● **EXERCISE DESCRIPTION**:
Find the lines that hold "oken". Report only how many there are.

>> start SOURCE RECORDS

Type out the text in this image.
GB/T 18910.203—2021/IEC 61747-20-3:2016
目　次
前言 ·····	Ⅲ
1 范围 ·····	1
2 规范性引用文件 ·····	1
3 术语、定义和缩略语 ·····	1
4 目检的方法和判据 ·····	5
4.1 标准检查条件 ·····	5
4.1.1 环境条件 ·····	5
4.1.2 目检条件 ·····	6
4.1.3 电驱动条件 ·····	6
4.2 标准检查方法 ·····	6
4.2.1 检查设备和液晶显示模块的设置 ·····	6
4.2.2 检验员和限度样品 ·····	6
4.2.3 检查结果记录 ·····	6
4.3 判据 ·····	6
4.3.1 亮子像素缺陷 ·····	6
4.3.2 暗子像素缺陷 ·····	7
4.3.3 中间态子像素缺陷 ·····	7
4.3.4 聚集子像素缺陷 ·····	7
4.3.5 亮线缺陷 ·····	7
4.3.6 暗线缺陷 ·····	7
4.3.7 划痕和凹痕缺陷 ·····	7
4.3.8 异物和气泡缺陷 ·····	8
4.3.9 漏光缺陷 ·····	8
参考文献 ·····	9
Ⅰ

>> end SOURCE RECORDS
>> start SOURCE RECORDS

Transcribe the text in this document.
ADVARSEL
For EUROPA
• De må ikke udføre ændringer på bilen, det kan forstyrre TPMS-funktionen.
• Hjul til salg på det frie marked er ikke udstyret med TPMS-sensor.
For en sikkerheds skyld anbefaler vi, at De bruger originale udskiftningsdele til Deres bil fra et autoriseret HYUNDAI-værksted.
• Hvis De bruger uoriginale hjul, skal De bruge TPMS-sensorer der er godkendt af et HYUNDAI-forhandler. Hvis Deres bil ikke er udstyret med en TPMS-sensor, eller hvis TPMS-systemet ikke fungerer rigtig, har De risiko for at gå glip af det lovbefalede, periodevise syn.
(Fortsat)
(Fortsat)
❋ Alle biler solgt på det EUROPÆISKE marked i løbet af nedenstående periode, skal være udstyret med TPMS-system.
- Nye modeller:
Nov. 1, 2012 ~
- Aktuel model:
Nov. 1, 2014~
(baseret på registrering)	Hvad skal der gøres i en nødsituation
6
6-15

>> end SOURCE RECORDS
>> start SOURCE RECORDS

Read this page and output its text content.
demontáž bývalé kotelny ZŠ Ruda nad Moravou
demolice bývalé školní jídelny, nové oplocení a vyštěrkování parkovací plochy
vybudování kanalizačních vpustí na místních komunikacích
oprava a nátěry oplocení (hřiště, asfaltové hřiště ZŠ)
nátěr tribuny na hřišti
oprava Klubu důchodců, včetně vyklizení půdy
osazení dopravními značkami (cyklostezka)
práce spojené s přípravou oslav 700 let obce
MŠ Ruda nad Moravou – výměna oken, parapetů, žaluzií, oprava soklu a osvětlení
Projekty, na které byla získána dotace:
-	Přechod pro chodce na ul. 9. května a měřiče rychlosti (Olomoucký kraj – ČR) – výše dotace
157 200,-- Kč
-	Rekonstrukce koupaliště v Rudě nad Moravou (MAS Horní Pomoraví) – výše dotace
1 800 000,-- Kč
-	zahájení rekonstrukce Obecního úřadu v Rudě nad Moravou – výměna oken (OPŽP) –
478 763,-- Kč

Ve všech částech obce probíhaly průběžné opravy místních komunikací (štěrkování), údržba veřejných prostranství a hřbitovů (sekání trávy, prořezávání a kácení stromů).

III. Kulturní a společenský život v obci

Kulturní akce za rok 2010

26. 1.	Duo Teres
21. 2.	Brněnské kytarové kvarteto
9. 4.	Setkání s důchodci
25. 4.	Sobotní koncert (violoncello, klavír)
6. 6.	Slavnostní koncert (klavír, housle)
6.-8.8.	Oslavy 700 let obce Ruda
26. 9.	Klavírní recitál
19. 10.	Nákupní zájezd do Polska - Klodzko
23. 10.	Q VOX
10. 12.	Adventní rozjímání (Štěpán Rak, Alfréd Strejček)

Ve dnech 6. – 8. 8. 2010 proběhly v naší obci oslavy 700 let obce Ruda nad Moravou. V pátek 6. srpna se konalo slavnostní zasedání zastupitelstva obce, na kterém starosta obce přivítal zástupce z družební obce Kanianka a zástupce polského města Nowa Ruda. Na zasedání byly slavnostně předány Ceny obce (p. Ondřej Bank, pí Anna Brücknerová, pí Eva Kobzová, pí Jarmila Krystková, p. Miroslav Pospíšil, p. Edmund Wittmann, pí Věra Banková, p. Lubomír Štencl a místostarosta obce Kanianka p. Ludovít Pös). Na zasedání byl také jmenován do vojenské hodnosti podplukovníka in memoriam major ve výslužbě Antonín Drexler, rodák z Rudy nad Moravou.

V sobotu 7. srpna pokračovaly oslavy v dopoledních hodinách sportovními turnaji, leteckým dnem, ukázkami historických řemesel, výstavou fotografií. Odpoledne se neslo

>> end SOURCE RECORDS

● **PROBLEM SOLUTION**:
2